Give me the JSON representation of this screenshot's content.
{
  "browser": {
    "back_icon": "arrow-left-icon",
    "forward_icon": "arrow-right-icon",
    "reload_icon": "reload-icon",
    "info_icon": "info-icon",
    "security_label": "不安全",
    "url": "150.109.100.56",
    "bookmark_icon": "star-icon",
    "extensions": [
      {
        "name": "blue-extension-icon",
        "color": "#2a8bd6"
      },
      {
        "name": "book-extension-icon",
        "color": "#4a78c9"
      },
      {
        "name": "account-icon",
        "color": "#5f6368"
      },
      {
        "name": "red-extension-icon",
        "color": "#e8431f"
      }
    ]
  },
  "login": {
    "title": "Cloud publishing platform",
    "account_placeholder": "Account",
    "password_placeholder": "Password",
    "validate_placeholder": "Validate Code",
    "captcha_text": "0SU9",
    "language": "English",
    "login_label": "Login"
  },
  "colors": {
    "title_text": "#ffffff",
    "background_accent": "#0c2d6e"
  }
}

# GIVEN REQUEST
Copy all data exactly, start to finish.

# TASK OUTPUT
Give me the JSON representation of this screenshot's content.
{
  "browser": {
    "back_icon": "arrow-left-icon",
    "forward_icon": "arrow-right-icon",
    "reload_icon": "reload-icon",
    "info_icon": "info-icon",
    "security_label": "不安全",
    "url": "150.109.100.56",
    "bookmark_icon": "star-icon",
    "extensions": [
      {
        "name": "blue-extension-icon",
        "color": "#2a8bd6"
      },
      {
        "name": "book-extension-icon",
        "color": "#4a78c9"
      },
      {
        "name": "account-icon",
        "color": "#5f6368"
      },
      {
        "name": "red-extension-icon",
        "color": "#e8431f"
      }
    ]
  },
  "login": {
    "title": "Cloud publishing platform",
    "account_placeholder": "Account",
    "password_placeholder": "Password",
    "validate_placeholder": "Validate Code",
    "captcha_text": "0SU9",
    "language": "English",
    "login_label": "Login"
  },
  "colors": {
    "title_text": "#ffffff",
    "background_accent": "#0c2d6e"
  }
}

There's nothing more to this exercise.